─── INFORMATION SUPPLIED ───

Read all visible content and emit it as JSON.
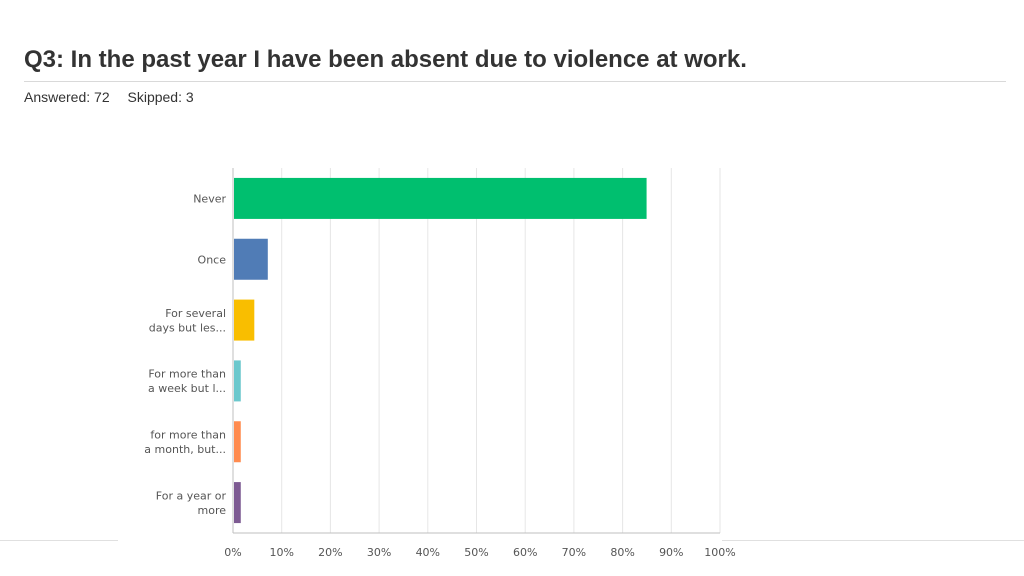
{
  "title": "Q3: In the past year I have been absent due to violence at work.",
  "answered": "Answered: 72",
  "skipped": "Skipped: 3",
  "chart_data": {
    "type": "bar",
    "orientation": "horizontal",
    "categories": [
      [
        "Never"
      ],
      [
        "Once"
      ],
      [
        "For several",
        "days but les..."
      ],
      [
        "For more than",
        "a week but l..."
      ],
      [
        "for more than",
        "a month, but..."
      ],
      [
        "For a year or",
        "more"
      ]
    ],
    "values": [
      84.72,
      6.94,
      4.17,
      1.39,
      1.39,
      1.39
    ],
    "colors": [
      "#00bf6f",
      "#507cb6",
      "#f9be00",
      "#6bc8cd",
      "#ff8b4f",
      "#7d5a92"
    ],
    "xlim": [
      0,
      100
    ],
    "xticks": [
      "0%",
      "10%",
      "20%",
      "30%",
      "40%",
      "50%",
      "60%",
      "70%",
      "80%",
      "90%",
      "100%"
    ],
    "grid": true,
    "xlabel": "",
    "ylabel": ""
  }
}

───

* **WRITTEN REQUEST**:
Copy out each record shown above without alteration, skipping any picture.

* **EXERCISE OUTPUT**:
Read all visible content and emit it as JSON.
{
  "title": "Q3: In the past year I have been absent due to violence at work.",
  "answered": "Answered: 72",
  "skipped": "Skipped: 3",
  "chart_data": {
    "type": "bar",
    "orientation": "horizontal",
    "categories": [
      [
        "Never"
      ],
      [
        "Once"
      ],
      [
        "For several",
        "days but les..."
      ],
      [
        "For more than",
        "a week but l..."
      ],
      [
        "for more than",
        "a month, but..."
      ],
      [
        "For a year or",
        "more"
      ]
    ],
    "values": [
      84.72,
      6.94,
      4.17,
      1.39,
      1.39,
      1.39
    ],
    "colors": [
      "#00bf6f",
      "#507cb6",
      "#f9be00",
      "#6bc8cd",
      "#ff8b4f",
      "#7d5a92"
    ],
    "xlim": [
      0,
      100
    ],
    "xticks": [
      "0%",
      "10%",
      "20%",
      "30%",
      "40%",
      "50%",
      "60%",
      "70%",
      "80%",
      "90%",
      "100%"
    ],
    "grid": true,
    "xlabel": "",
    "ylabel": ""
  }
}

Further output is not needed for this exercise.